Give back the records below exactly, every one, with no pictures.

■ Dataset records:
....
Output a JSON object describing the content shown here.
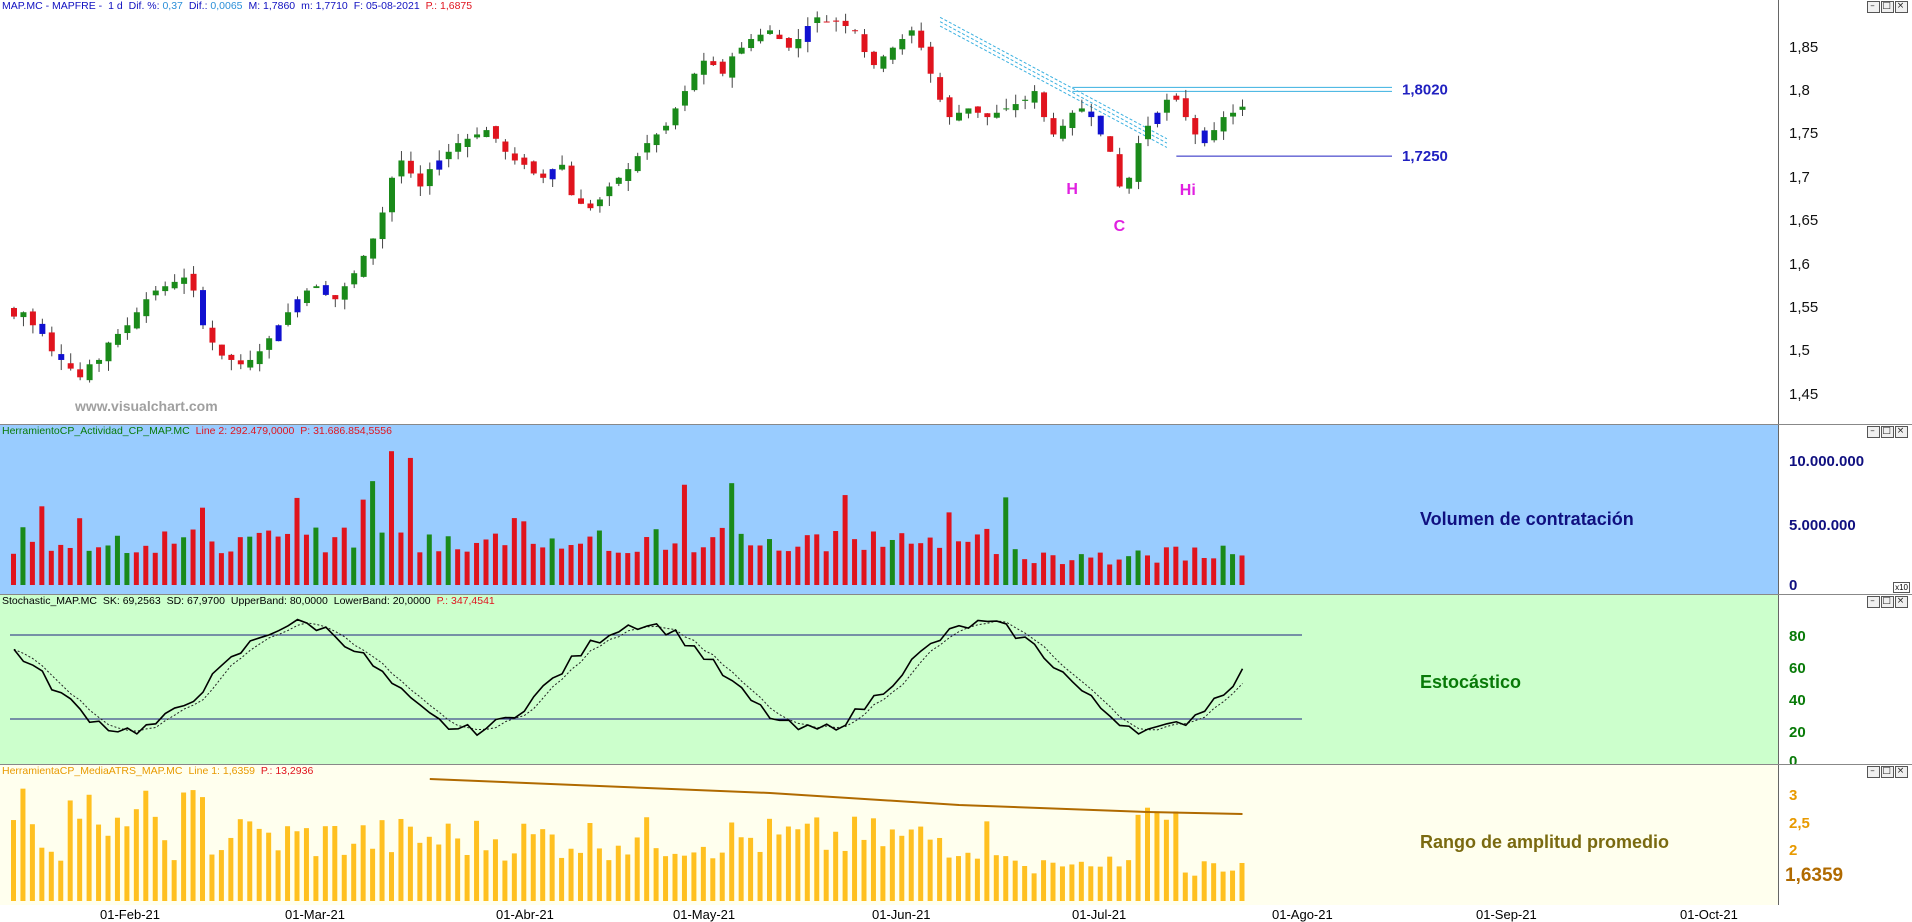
{
  "price_panel": {
    "header": {
      "symbol": "MAP.MC - MAPFRE -",
      "timeframe": "1 d",
      "dif_pct_label": "Dif. %:",
      "dif_pct_value": "0,37",
      "dif_label": "Dif.:",
      "dif_value": "0,0065",
      "max_label": "M: 1,7860",
      "min_label": "m: 1,7710",
      "date_label": "F: 05-08-2021",
      "p_label": "P.: 1,6875"
    },
    "watermark": "www.visualchart.com",
    "levels": [
      {
        "label": "1,8020",
        "value": 1.802
      },
      {
        "label": "1,7250",
        "value": 1.725
      }
    ],
    "pattern_labels": [
      "H",
      "C",
      "Hi"
    ],
    "yticks": [
      "1,85",
      "1,8",
      "1,75",
      "1,7",
      "1,65",
      "1,6",
      "1,55",
      "1,5",
      "1,45"
    ],
    "ytick_values": [
      1.85,
      1.8,
      1.75,
      1.7,
      1.65,
      1.6,
      1.55,
      1.5,
      1.45
    ],
    "colors": {
      "up": "#1a8a1a",
      "down": "#e0141e",
      "inside": "#1010d0",
      "trendline": "#3ab0e0",
      "level": "#2020c0"
    }
  },
  "volume_panel": {
    "header_name": "HerramientoCP_Actividad_CP_MAP.MC",
    "header_line": "Line 2: 292.479,0000",
    "header_p": "P: 31.686.854,5556",
    "title": "Volumen de contratación",
    "yticks": [
      "10.000.000",
      "5.000.000",
      "0"
    ],
    "scale_badge": "x10",
    "background": "#99ccff"
  },
  "stoch_panel": {
    "header_name": "Stochastic_MAP.MC",
    "header_sk": "SK: 69,2563",
    "header_sd": "SD: 67,9700",
    "header_upper": "UpperBand: 80,0000",
    "header_lower": "LowerBand: 20,0000",
    "header_p": "P.: 347,4541",
    "title": "Estocástico",
    "yticks": [
      "80",
      "60",
      "40",
      "20",
      "0"
    ],
    "background": "#ccffcc"
  },
  "atr_panel": {
    "header_name": "HerramientaCP_MediaATRS_MAP.MC",
    "header_line": "Line 1: 1,6359",
    "header_p": "P.: 13,2936",
    "title": "Rango de amplitud promedio",
    "yticks": [
      "3",
      "2,5",
      "2"
    ],
    "current_value": "1,6359",
    "background": "#ffffee"
  },
  "xaxis": {
    "labels": [
      "01-Feb-21",
      "01-Mar-21",
      "01-Abr-21",
      "01-May-21",
      "01-Jun-21",
      "01-Jul-21",
      "01-Ago-21",
      "01-Sep-21",
      "01-Oct-21"
    ]
  },
  "chart_data": {
    "type": "candlestick",
    "symbol": "MAP.MC",
    "closes": [
      1.54,
      1.545,
      1.53,
      1.52,
      1.5,
      1.49,
      1.48,
      1.47,
      1.485,
      1.49,
      1.51,
      1.52,
      1.53,
      1.545,
      1.56,
      1.57,
      1.575,
      1.58,
      1.585,
      1.57,
      1.53,
      1.51,
      1.495,
      1.49,
      1.485,
      1.49,
      1.5,
      1.515,
      1.53,
      1.545,
      1.56,
      1.57,
      1.575,
      1.565,
      1.56,
      1.575,
      1.59,
      1.61,
      1.63,
      1.66,
      1.7,
      1.72,
      1.705,
      1.69,
      1.71,
      1.72,
      1.73,
      1.74,
      1.745,
      1.75,
      1.755,
      1.745,
      1.73,
      1.72,
      1.715,
      1.705,
      1.7,
      1.71,
      1.715,
      1.68,
      1.67,
      1.665,
      1.675,
      1.69,
      1.7,
      1.71,
      1.725,
      1.74,
      1.75,
      1.76,
      1.78,
      1.8,
      1.82,
      1.835,
      1.83,
      1.82,
      1.84,
      1.85,
      1.86,
      1.865,
      1.87,
      1.86,
      1.85,
      1.86,
      1.875,
      1.885,
      1.88,
      1.88,
      1.875,
      1.87,
      1.845,
      1.83,
      1.84,
      1.85,
      1.86,
      1.87,
      1.85,
      1.82,
      1.79,
      1.77,
      1.775,
      1.78,
      1.775,
      1.77,
      1.775,
      1.78,
      1.785,
      1.79,
      1.8,
      1.77,
      1.75,
      1.76,
      1.775,
      1.78,
      1.77,
      1.75,
      1.73,
      1.69,
      1.7,
      1.74,
      1.76,
      1.775,
      1.79,
      1.79,
      1.77,
      1.75,
      1.74,
      1.755,
      1.77,
      1.775,
      1.782
    ]
  }
}
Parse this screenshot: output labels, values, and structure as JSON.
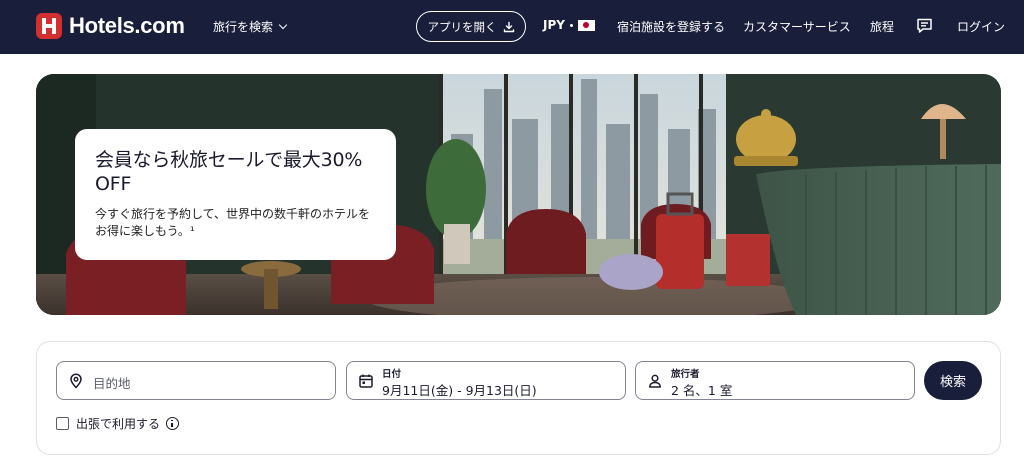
{
  "brand": {
    "name": "Hotels.com",
    "color": "#d32f2f"
  },
  "nav": {
    "background": "#191e3b",
    "search_trips": "旅行を検索",
    "open_app": "アプリを開く",
    "currency": "JPY",
    "list_property": "宿泊施設を登録する",
    "support": "カスタマーサービス",
    "trips": "旅程",
    "messages_icon": "message-icon",
    "sign_in": "ログイン"
  },
  "hero": {
    "title": "会員なら秋旅セールで最大30% OFF",
    "subtitle": "今すぐ旅行を予約して、世界中の数千軒のホテルをお得に楽しもう。¹"
  },
  "search": {
    "destination": {
      "placeholder": "目的地",
      "icon": "location-pin-icon"
    },
    "dates": {
      "label": "日付",
      "value": "9月11日(金) - 9月13日(日)",
      "icon": "calendar-icon"
    },
    "travelers": {
      "label": "旅行者",
      "value": "2 名、1 室",
      "icon": "person-icon"
    },
    "submit": "検索",
    "business_travel": "出張で利用する"
  }
}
....
■ The output:
Output a JSON object describing the content shown here.
{
  "price_panel": {
    "header": {
      "symbol": "MAP.MC - MAPFRE -",
      "timeframe": "1 d",
      "dif_pct_label": "Dif. %:",
      "dif_pct_value": "0,37",
      "dif_label": "Dif.:",
      "dif_value": "0,0065",
      "max_label": "M: 1,7860",
      "min_label": "m: 1,7710",
      "date_label": "F: 05-08-2021",
      "p_label": "P.: 1,6875"
    },
    "watermark": "www.visualchart.com",
    "levels": [
      {
        "label": "1,8020",
        "value": 1.802
      },
      {
        "label": "1,7250",
        "value": 1.725
      }
    ],
    "pattern_labels": [
      "H",
      "C",
      "Hi"
    ],
    "yticks": [
      "1,85",
      "1,8",
      "1,75",
      "1,7",
      "1,65",
      "1,6",
      "1,55",
      "1,5",
      "1,45"
    ],
    "ytick_values": [
      1.85,
      1.8,
      1.75,
      1.7,
      1.65,
      1.6,
      1.55,
      1.5,
      1.45
    ],
    "colors": {
      "up": "#1a8a1a",
      "down": "#e0141e",
      "inside": "#1010d0",
      "trendline": "#3ab0e0",
      "level": "#2020c0"
    }
  },
  "volume_panel": {
    "header_name": "HerramientoCP_Actividad_CP_MAP.MC",
    "header_line": "Line 2: 292.479,0000",
    "header_p": "P: 31.686.854,5556",
    "title": "Volumen de contratación",
    "yticks": [
      "10.000.000",
      "5.000.000",
      "0"
    ],
    "scale_badge": "x10",
    "background": "#99ccff"
  },
  "stoch_panel": {
    "header_name": "Stochastic_MAP.MC",
    "header_sk": "SK: 69,2563",
    "header_sd": "SD: 67,9700",
    "header_upper": "UpperBand: 80,0000",
    "header_lower": "LowerBand: 20,0000",
    "header_p": "P.: 347,4541",
    "title": "Estocástico",
    "yticks": [
      "80",
      "60",
      "40",
      "20",
      "0"
    ],
    "background": "#ccffcc"
  },
  "atr_panel": {
    "header_name": "HerramientaCP_MediaATRS_MAP.MC",
    "header_line": "Line 1: 1,6359",
    "header_p": "P.: 13,2936",
    "title": "Rango de amplitud promedio",
    "yticks": [
      "3",
      "2,5",
      "2"
    ],
    "current_value": "1,6359",
    "background": "#ffffee"
  },
  "xaxis": {
    "labels": [
      "01-Feb-21",
      "01-Mar-21",
      "01-Abr-21",
      "01-May-21",
      "01-Jun-21",
      "01-Jul-21",
      "01-Ago-21",
      "01-Sep-21",
      "01-Oct-21"
    ]
  },
  "chart_data": {
    "type": "candlestick",
    "symbol": "MAP.MC",
    "closes": [
      1.54,
      1.545,
      1.53,
      1.52,
      1.5,
      1.49,
      1.48,
      1.47,
      1.485,
      1.49,
      1.51,
      1.52,
      1.53,
      1.545,
      1.56,
      1.57,
      1.575,
      1.58,
      1.585,
      1.57,
      1.53,
      1.51,
      1.495,
      1.49,
      1.485,
      1.49,
      1.5,
      1.515,
      1.53,
      1.545,
      1.56,
      1.57,
      1.575,
      1.565,
      1.56,
      1.575,
      1.59,
      1.61,
      1.63,
      1.66,
      1.7,
      1.72,
      1.705,
      1.69,
      1.71,
      1.72,
      1.73,
      1.74,
      1.745,
      1.75,
      1.755,
      1.745,
      1.73,
      1.72,
      1.715,
      1.705,
      1.7,
      1.71,
      1.715,
      1.68,
      1.67,
      1.665,
      1.675,
      1.69,
      1.7,
      1.71,
      1.725,
      1.74,
      1.75,
      1.76,
      1.78,
      1.8,
      1.82,
      1.835,
      1.83,
      1.82,
      1.84,
      1.85,
      1.86,
      1.865,
      1.87,
      1.86,
      1.85,
      1.86,
      1.875,
      1.885,
      1.88,
      1.88,
      1.875,
      1.87,
      1.845,
      1.83,
      1.84,
      1.85,
      1.86,
      1.87,
      1.85,
      1.82,
      1.79,
      1.77,
      1.775,
      1.78,
      1.775,
      1.77,
      1.775,
      1.78,
      1.785,
      1.79,
      1.8,
      1.77,
      1.75,
      1.76,
      1.775,
      1.78,
      1.77,
      1.75,
      1.73,
      1.69,
      1.7,
      1.74,
      1.76,
      1.775,
      1.79,
      1.79,
      1.77,
      1.75,
      1.74,
      1.755,
      1.77,
      1.775,
      1.782
    ]
  }
}
Parse this screenshot: output labels, values, and structure as JSON.
{
  "brand": {
    "name": "Hotels.com",
    "color": "#d32f2f"
  },
  "nav": {
    "background": "#191e3b",
    "search_trips": "旅行を検索",
    "open_app": "アプリを開く",
    "currency": "JPY",
    "list_property": "宿泊施設を登録する",
    "support": "カスタマーサービス",
    "trips": "旅程",
    "messages_icon": "message-icon",
    "sign_in": "ログイン"
  },
  "hero": {
    "title": "会員なら秋旅セールで最大30% OFF",
    "subtitle": "今すぐ旅行を予約して、世界中の数千軒のホテルをお得に楽しもう。¹"
  },
  "search": {
    "destination": {
      "placeholder": "目的地",
      "icon": "location-pin-icon"
    },
    "dates": {
      "label": "日付",
      "value": "9月11日(金) - 9月13日(日)",
      "icon": "calendar-icon"
    },
    "travelers": {
      "label": "旅行者",
      "value": "2 名、1 室",
      "icon": "person-icon"
    },
    "submit": "検索",
    "business_travel": "出張で利用する"
  }
}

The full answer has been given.